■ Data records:

────────────────────────────────────────

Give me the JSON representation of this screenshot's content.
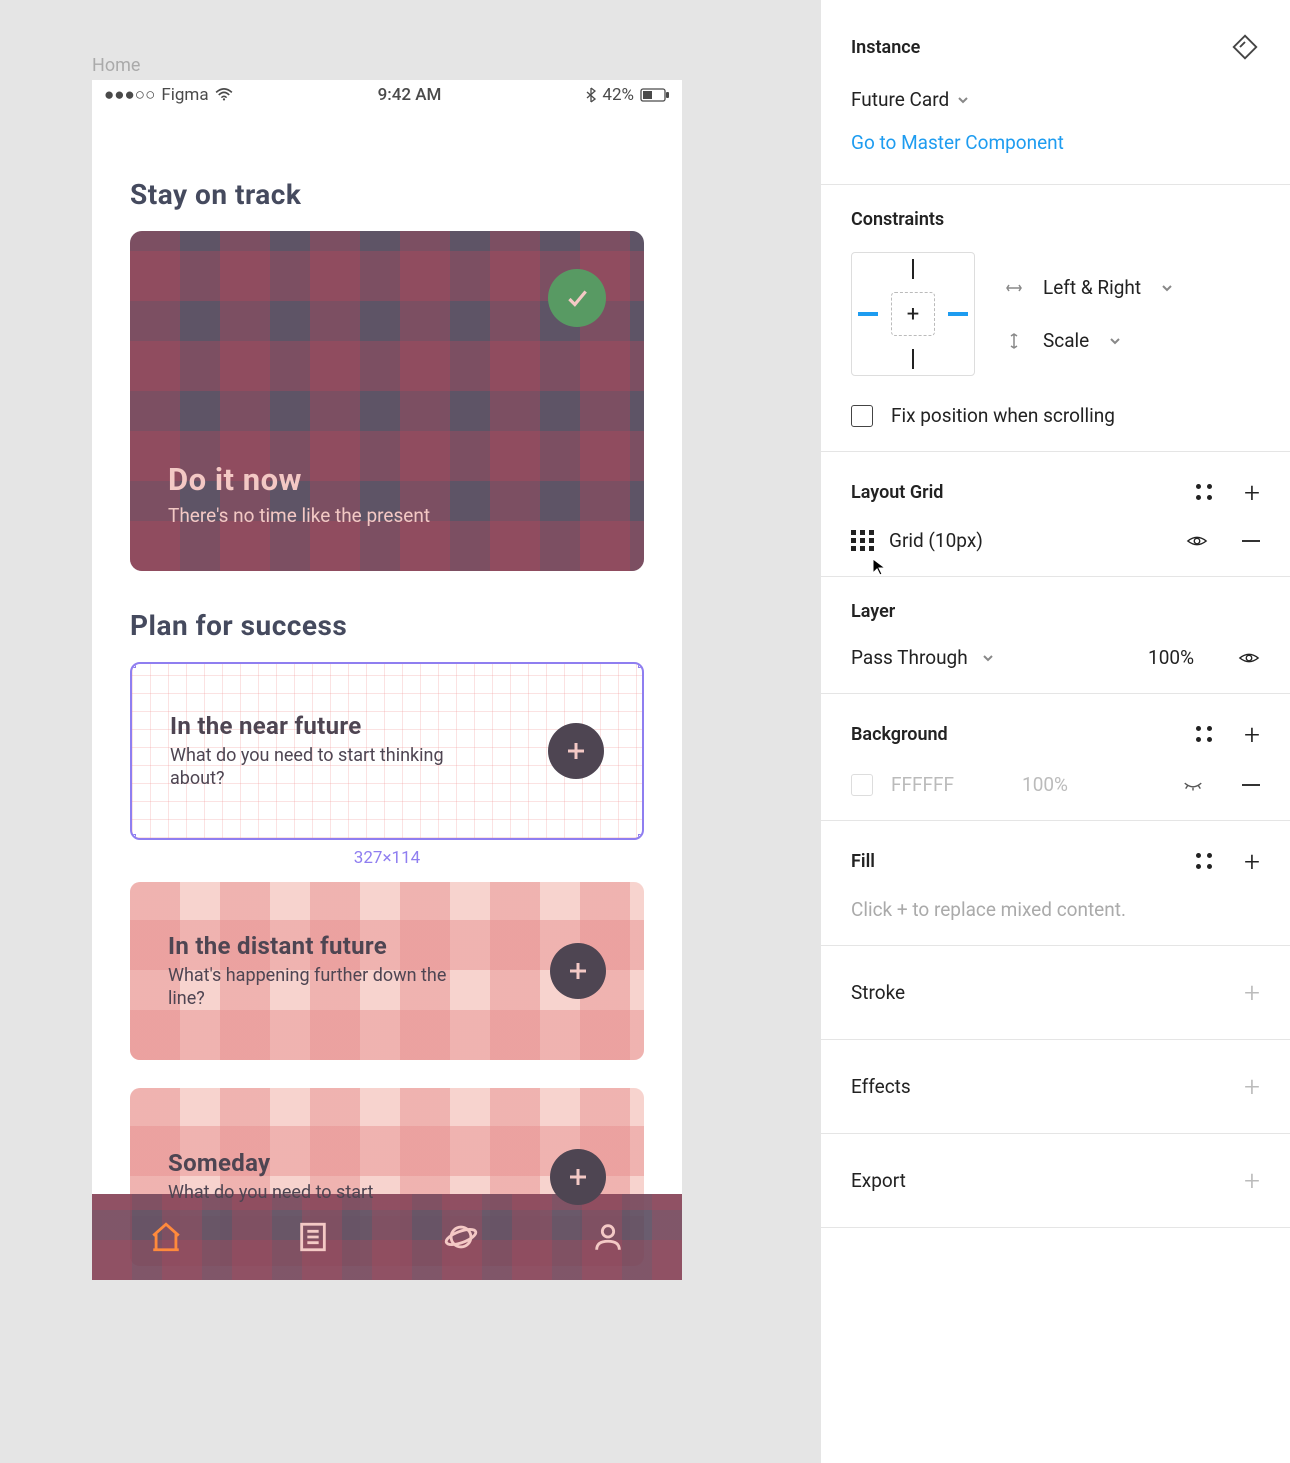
{
  "canvas": {
    "frame_label": "Home",
    "status": {
      "carrier": "Figma",
      "time": "9:42 AM",
      "battery": "42%"
    },
    "section1_title": "Stay on track",
    "big_card": {
      "title": "Do it now",
      "subtitle": "There's no time like the present"
    },
    "section2_title": "Plan for success",
    "cards": [
      {
        "title": "In the near future",
        "subtitle": "What do you need to start thinking about?"
      },
      {
        "title": "In the distant future",
        "subtitle": "What's happening further down the line?"
      },
      {
        "title": "Someday",
        "subtitle": "What do you need to start"
      }
    ],
    "selection_size": "327×114"
  },
  "panel": {
    "instance": {
      "header": "Instance",
      "name": "Future Card",
      "link": "Go to Master Component"
    },
    "constraints": {
      "header": "Constraints",
      "h": "Left & Right",
      "v": "Scale",
      "fix": "Fix position when scrolling"
    },
    "layout_grid": {
      "header": "Layout Grid",
      "item": "Grid (10px)"
    },
    "layer": {
      "header": "Layer",
      "blend": "Pass Through",
      "opacity": "100%"
    },
    "background": {
      "header": "Background",
      "color": "FFFFFF",
      "opacity": "100%"
    },
    "fill": {
      "header": "Fill",
      "placeholder": "Click + to replace mixed content."
    },
    "stroke": "Stroke",
    "effects": "Effects",
    "export": "Export"
  }
}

────────────────────────────────────────

■ GOAL OF THE EXERCISE: Copy each line of the records containing the string "subtitle".

■ RESPONSE FOR THIS EXERCISE:
      "subtitle": "There's no time like the present"
        "subtitle": "What do you need to start thinking about?"
        "subtitle": "What's happening further down the line?"
        "subtitle": "What do you need to start"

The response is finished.